**WHAT THE EXERCISE ASKS**: Carry on the article about Judge Cicconetti's punishments for animal cruelty, starting right after its final sentence.

**** SOURCE EXTRACT

No, the judge did not poke out anyone’s eye or chop off a hand, but he did teach a lesson that is more likely to remain in the offender’s conscience much longer than a fine or a short stay behind bars.
Judge Cicconetti, pictured below, was known for making his punishments for animal cruelty match the offense.
One woman was ordered to spend a night in the woods alone after doing the same to 35 kittens.
A day spent in the delightful aromas of the town dump was one woman’s punishment for keeping her dog in filth.
Check out the Judge talking to this defendant.
We will probably never know why the woman in the picture decided to abandon the 35 kittens or why she had that number of kittens in the first place. Judge Cicconetti realized that aside from some professional help, the woman needed to truly understand the error of her decisions. The sentence of a night alone in the woods with the admonishment that she needed to experience the howling of the coyotes, the rustling of raccoons, and the feeling of unsatisfied hunger would, in the judge’s opinion, serve as justice and also teach a much-needed lesson.

********
**** DATA ENTRIES

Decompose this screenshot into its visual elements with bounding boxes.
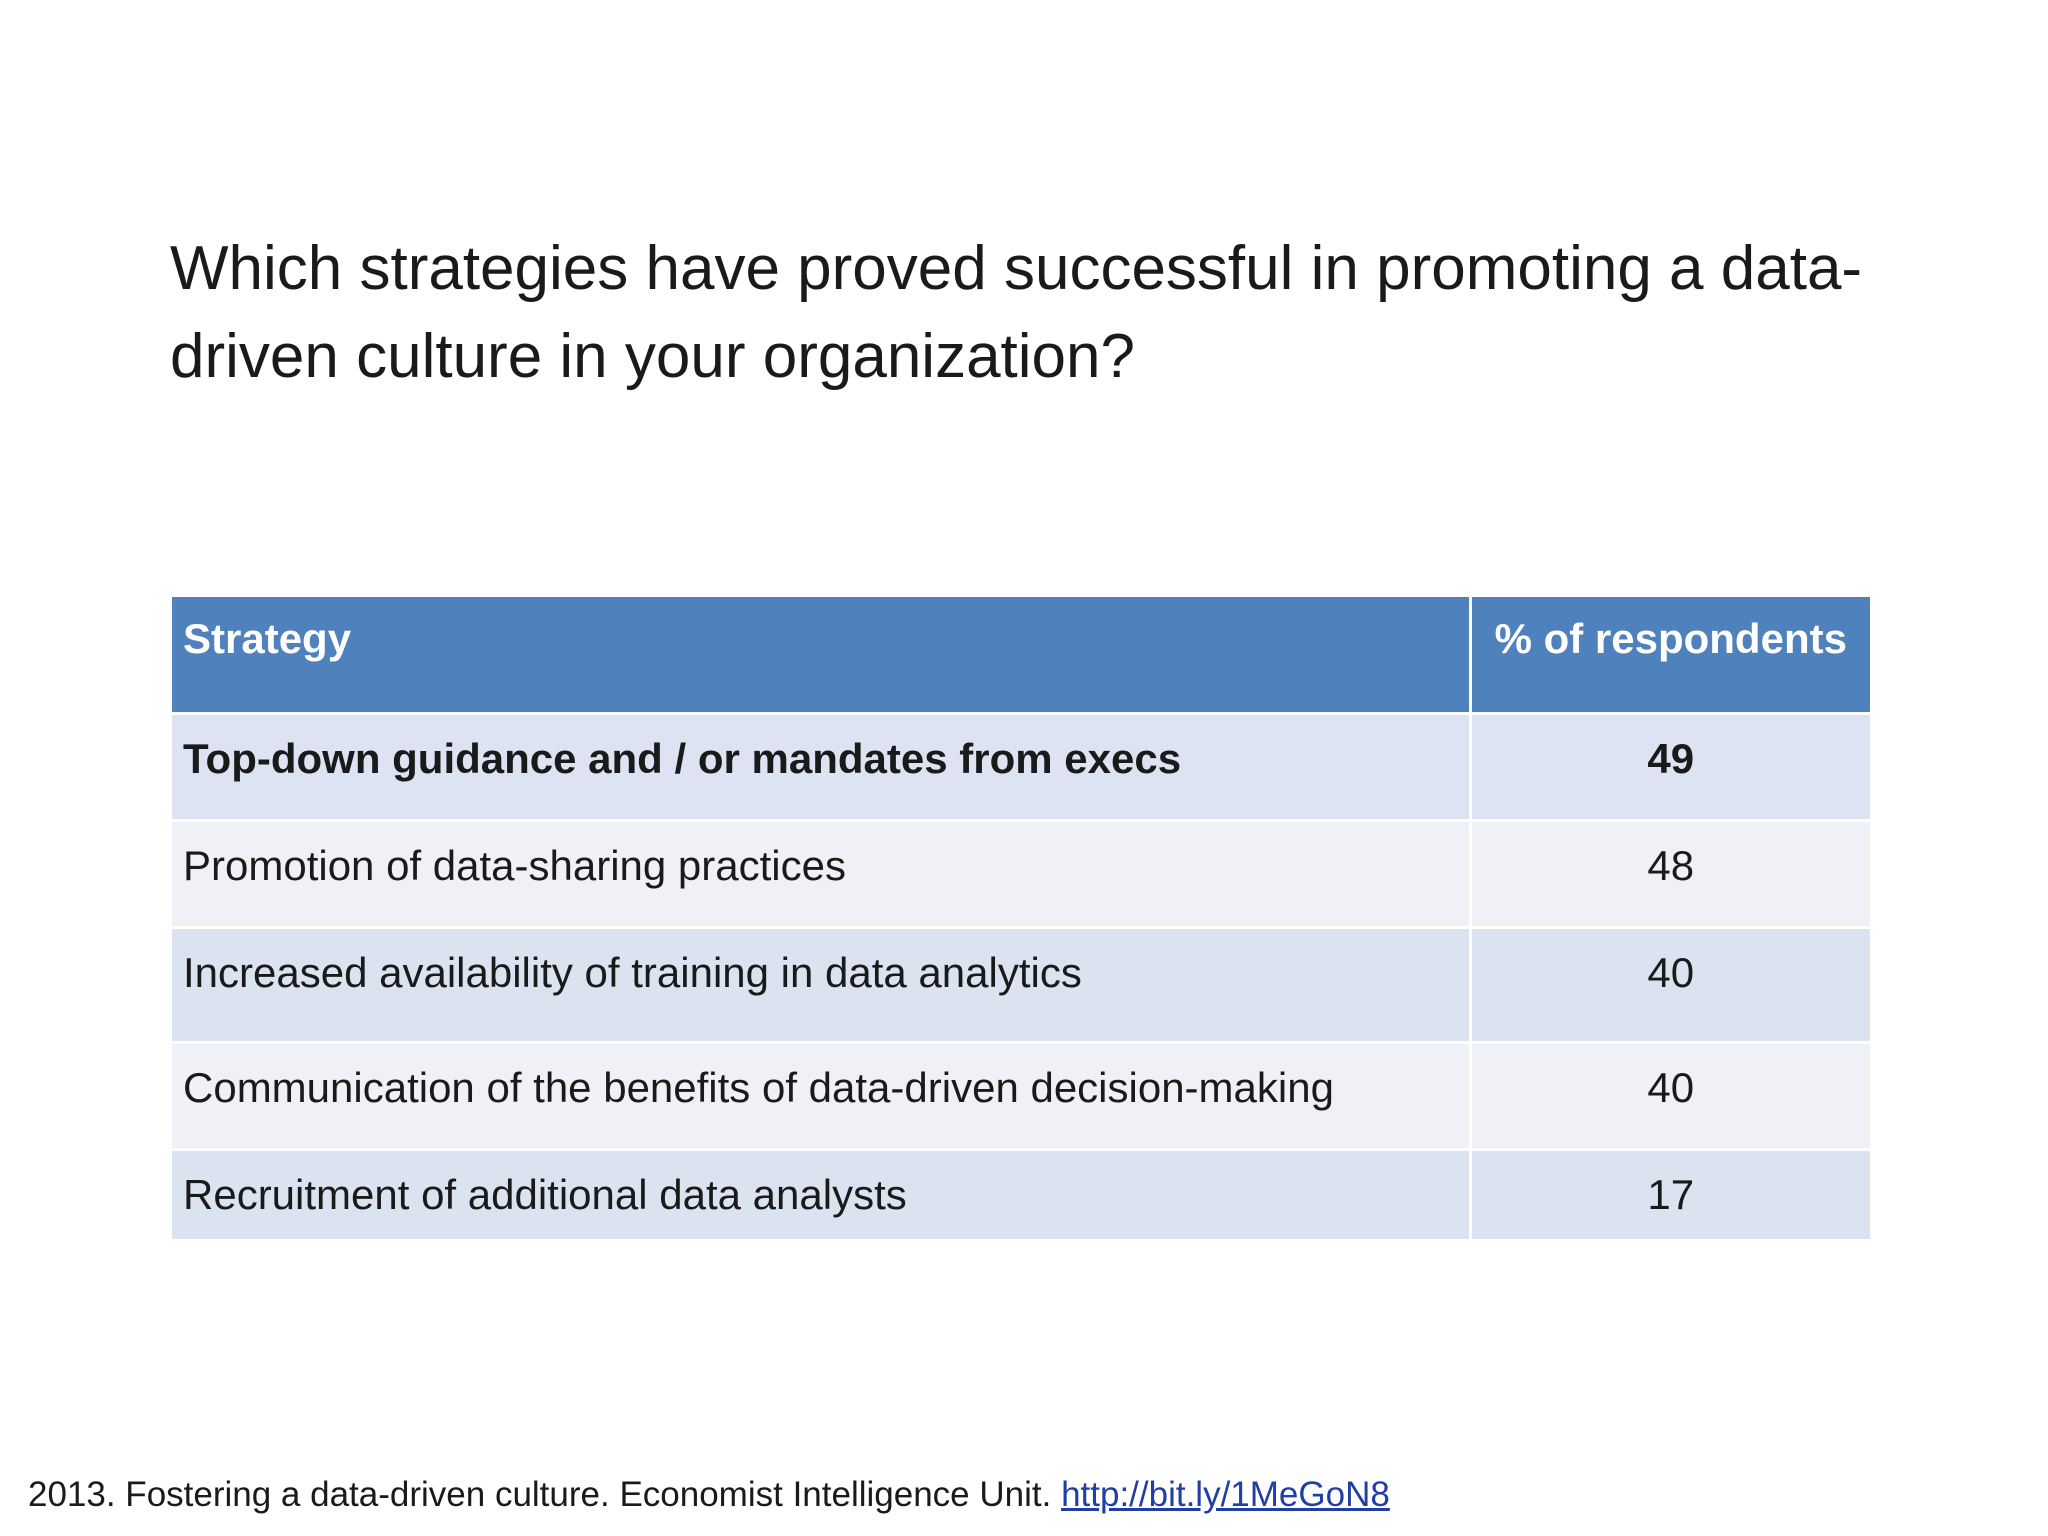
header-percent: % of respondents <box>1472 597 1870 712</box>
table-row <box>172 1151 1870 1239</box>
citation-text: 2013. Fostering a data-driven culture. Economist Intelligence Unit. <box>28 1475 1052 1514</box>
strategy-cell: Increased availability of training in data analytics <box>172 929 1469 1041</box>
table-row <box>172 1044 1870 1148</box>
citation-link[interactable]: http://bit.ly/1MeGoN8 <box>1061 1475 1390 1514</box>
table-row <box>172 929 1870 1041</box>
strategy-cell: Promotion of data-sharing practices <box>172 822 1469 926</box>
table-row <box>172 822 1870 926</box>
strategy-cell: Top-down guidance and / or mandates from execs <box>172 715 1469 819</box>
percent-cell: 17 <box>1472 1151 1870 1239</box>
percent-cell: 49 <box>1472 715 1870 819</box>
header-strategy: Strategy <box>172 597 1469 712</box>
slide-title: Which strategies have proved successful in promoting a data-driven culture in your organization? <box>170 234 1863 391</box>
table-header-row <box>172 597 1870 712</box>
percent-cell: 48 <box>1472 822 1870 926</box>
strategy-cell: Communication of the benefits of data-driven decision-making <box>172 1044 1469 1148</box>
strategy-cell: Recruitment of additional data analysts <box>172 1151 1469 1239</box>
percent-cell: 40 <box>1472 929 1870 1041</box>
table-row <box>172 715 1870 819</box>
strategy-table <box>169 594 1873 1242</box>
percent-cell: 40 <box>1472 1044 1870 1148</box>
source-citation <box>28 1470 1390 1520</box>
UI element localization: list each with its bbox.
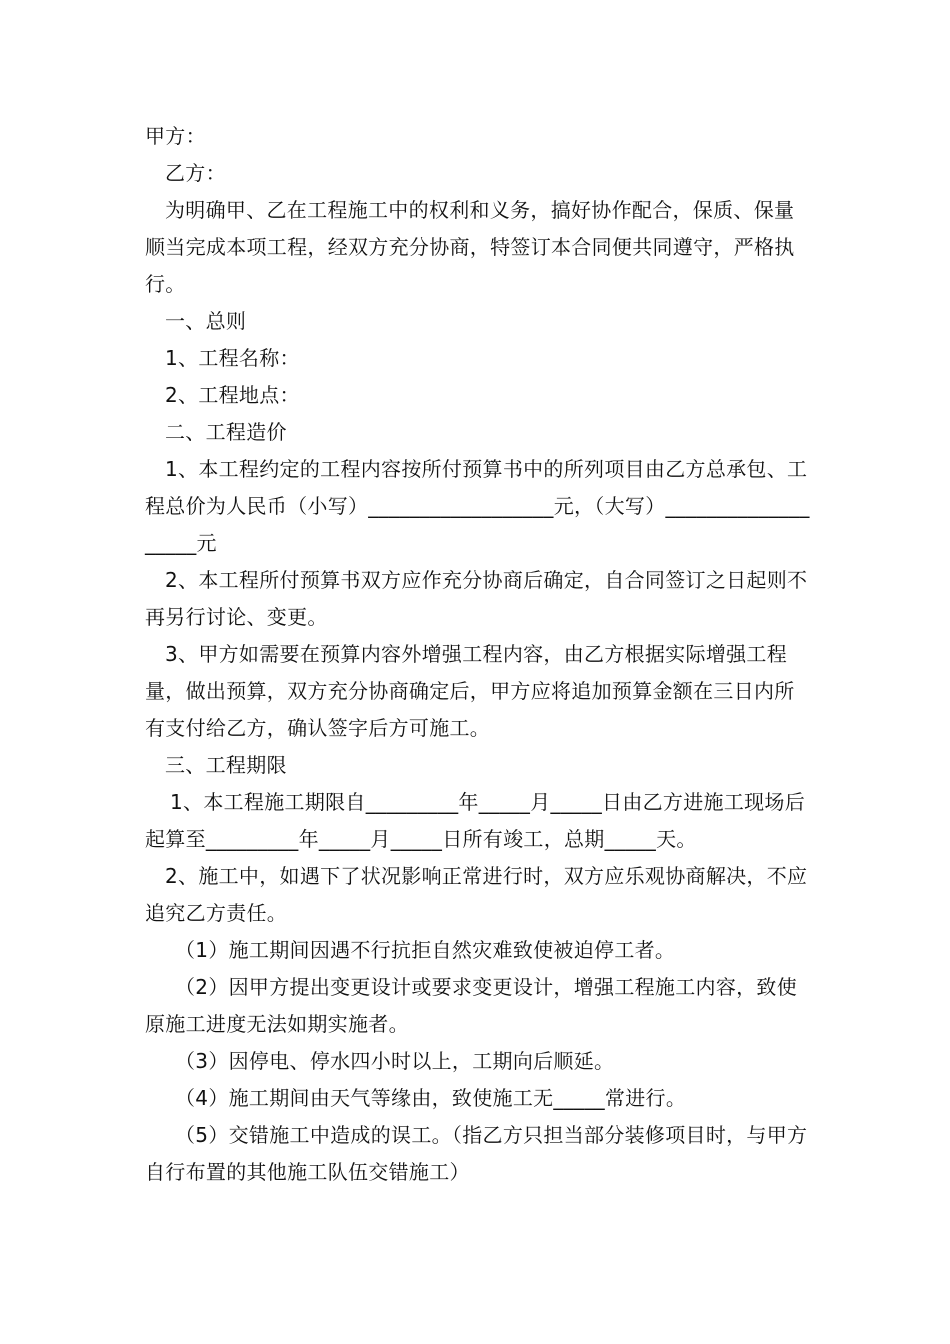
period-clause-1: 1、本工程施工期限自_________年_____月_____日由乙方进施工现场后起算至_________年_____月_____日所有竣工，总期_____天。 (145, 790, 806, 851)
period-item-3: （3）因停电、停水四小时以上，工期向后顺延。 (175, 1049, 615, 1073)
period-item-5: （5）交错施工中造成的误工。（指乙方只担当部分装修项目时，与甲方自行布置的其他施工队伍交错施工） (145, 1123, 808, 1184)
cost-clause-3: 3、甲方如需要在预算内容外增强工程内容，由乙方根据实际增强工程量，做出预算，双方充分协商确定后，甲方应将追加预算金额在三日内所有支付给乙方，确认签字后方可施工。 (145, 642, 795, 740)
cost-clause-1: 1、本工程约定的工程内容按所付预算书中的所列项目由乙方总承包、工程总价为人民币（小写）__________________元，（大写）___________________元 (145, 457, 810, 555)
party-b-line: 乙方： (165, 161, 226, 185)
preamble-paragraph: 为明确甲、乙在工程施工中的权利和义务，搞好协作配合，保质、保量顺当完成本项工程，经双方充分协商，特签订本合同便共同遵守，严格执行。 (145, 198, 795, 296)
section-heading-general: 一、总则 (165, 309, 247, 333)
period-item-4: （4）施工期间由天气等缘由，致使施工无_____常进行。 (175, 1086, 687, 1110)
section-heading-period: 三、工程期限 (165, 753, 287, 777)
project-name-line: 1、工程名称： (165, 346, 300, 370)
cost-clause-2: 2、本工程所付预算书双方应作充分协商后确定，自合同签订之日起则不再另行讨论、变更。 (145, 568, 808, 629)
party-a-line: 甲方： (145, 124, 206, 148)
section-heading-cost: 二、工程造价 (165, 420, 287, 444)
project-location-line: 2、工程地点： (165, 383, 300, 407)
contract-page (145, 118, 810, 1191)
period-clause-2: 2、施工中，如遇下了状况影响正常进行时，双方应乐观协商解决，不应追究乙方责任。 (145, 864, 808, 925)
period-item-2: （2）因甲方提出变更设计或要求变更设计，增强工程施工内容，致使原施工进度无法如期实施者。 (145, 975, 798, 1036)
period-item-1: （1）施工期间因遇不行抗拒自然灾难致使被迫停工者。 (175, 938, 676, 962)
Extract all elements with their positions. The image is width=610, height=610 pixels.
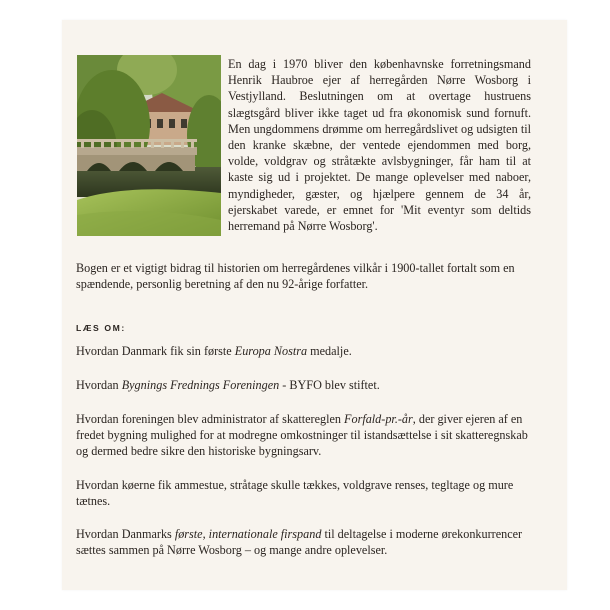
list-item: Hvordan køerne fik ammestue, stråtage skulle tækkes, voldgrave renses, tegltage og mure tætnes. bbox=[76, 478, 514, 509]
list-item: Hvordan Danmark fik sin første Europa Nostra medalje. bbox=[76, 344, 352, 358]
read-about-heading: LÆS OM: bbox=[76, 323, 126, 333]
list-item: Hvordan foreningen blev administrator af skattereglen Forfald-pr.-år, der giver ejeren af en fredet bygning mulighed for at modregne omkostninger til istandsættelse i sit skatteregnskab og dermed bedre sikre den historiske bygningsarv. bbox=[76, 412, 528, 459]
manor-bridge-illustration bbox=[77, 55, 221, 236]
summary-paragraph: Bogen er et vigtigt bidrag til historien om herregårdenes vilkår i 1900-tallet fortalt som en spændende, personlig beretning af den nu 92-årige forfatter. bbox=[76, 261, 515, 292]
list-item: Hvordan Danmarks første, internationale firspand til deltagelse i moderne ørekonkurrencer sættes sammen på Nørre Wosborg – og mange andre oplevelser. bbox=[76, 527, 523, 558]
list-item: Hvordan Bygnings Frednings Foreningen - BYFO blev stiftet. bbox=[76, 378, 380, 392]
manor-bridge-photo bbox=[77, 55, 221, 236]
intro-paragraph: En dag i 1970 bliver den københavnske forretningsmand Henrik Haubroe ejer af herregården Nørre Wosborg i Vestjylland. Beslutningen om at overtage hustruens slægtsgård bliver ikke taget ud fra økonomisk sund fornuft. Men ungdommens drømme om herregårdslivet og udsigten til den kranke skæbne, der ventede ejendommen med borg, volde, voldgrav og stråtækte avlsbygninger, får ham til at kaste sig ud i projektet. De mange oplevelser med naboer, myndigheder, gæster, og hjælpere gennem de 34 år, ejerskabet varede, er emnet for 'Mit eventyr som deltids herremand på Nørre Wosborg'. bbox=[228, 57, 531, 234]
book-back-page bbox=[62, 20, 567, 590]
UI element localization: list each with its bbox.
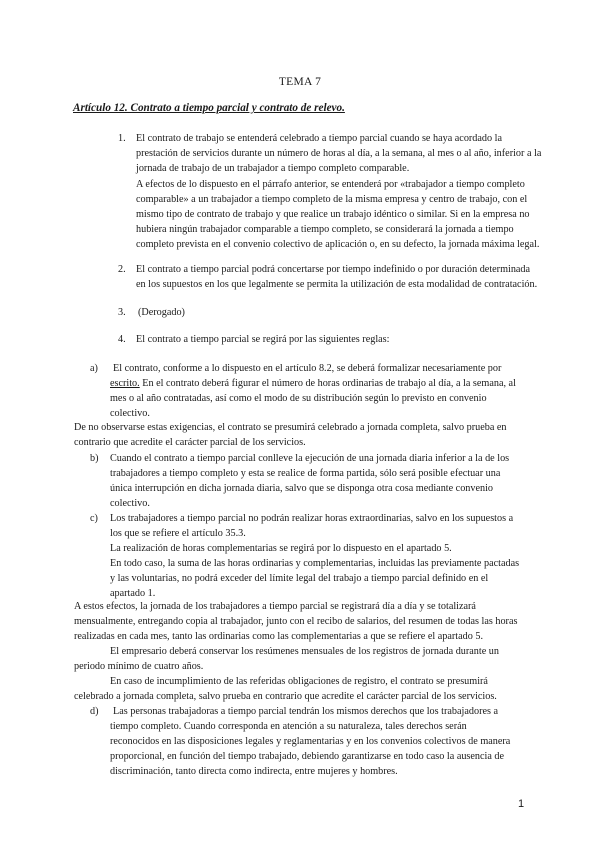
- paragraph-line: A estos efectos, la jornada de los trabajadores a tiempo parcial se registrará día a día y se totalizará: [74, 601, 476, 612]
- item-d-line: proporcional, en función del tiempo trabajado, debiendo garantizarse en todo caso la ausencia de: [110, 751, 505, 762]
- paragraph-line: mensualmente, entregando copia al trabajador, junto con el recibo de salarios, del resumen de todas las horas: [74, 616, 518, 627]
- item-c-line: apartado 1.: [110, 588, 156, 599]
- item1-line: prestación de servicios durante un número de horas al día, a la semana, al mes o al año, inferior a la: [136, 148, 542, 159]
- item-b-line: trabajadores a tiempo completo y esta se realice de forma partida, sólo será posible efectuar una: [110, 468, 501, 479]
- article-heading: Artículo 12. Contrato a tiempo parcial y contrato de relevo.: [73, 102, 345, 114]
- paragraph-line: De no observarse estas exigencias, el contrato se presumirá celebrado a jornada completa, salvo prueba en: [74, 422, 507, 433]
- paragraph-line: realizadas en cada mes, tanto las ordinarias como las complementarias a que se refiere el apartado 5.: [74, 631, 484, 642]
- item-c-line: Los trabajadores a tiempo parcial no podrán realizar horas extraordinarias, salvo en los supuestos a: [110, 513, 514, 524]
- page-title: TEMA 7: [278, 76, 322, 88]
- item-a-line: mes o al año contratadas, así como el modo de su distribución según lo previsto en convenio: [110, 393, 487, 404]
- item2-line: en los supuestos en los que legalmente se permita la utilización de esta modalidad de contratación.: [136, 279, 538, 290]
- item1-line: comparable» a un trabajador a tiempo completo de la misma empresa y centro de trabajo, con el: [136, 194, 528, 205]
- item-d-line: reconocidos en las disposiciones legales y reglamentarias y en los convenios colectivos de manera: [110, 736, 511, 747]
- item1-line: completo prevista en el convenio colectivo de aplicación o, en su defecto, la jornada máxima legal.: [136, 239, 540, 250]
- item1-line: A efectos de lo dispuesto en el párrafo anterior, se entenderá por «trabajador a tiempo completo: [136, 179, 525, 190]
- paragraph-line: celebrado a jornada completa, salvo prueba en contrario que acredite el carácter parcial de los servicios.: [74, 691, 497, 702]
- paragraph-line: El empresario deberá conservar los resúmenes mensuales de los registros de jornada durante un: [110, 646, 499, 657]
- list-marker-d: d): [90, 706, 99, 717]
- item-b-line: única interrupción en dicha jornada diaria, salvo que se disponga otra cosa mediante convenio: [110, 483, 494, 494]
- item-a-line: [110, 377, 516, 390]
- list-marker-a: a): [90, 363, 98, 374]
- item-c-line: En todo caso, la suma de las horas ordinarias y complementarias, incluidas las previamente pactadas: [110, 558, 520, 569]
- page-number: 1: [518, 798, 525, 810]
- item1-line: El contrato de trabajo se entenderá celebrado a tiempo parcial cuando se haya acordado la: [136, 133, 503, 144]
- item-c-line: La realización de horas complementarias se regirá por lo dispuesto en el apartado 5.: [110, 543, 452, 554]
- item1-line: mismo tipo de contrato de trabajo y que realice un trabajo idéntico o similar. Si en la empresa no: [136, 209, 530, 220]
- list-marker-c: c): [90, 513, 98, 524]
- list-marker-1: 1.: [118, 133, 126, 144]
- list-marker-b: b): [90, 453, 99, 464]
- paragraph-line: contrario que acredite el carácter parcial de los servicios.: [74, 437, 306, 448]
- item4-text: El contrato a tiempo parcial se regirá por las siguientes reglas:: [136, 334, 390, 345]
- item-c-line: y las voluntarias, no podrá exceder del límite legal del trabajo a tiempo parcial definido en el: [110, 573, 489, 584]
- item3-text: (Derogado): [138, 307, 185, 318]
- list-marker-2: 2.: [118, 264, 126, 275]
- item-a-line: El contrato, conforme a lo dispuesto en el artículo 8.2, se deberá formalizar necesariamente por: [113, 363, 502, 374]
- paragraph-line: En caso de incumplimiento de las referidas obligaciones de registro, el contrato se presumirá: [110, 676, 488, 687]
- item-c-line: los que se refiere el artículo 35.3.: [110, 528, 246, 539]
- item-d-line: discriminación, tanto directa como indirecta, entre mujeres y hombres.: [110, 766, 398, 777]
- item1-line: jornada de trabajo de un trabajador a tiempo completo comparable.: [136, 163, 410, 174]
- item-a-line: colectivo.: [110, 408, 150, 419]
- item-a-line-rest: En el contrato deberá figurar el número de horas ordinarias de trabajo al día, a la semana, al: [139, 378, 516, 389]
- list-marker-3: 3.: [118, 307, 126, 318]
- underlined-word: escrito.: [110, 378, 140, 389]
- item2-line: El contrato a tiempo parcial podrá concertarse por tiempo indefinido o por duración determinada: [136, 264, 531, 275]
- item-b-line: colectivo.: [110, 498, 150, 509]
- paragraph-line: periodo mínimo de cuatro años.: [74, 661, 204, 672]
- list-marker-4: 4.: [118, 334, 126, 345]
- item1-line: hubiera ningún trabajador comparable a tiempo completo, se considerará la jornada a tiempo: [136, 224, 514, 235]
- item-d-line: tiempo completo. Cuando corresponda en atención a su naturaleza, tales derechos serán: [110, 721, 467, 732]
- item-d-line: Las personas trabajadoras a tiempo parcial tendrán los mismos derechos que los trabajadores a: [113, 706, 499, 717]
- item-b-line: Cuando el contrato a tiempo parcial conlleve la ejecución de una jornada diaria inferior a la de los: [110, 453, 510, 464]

********

**REPLY TO THE EXERCISE**:
The best example of “what goes around, comes around” is the 8-hour sentence at the city dump imposed on a woman who had kept her dog in a filthy environment. The Judge demanded that she find the “stinkiest, smelliest, God-awful odor place they can find in that dump” and sit there for eight hours. We doubt if the woman brought lunch to “enjoy”during her day at the dump.
It should come as no surprise that Judge Cicconetti simply adores animals. His first “best friend” was a Dachshund named Herman and he now has a 10-year-old Bernese Mountain dog named Kasey.
The Judge came to realize that sending people to jail for these types of offenses was not effective in changing their attitudes and might even turn someone into a repeat offender. He wanted to make sure that the punishment fits the crime and that is why he doles out some most unusual “creative sentences” for animal abusers and other minor crimes.
Let’s look at a list of cases where Judge Cicconetti doled out some unusual punishments:
- Discussing child safety at a school while dressed in a dog outfit was the punishment for a man charged with child abuse.
- In a community service type of punishment, some defendants were ordered to clear snow from the walkways at a retirement home.
- Getting sent to the morgue to view corpses was one eerie punishment for a man who was caught with a loaded gun,
- One young man stole a bicycle and instead of being sent to a juvenile institution he spent 10 days riding a bike in support of a local charity.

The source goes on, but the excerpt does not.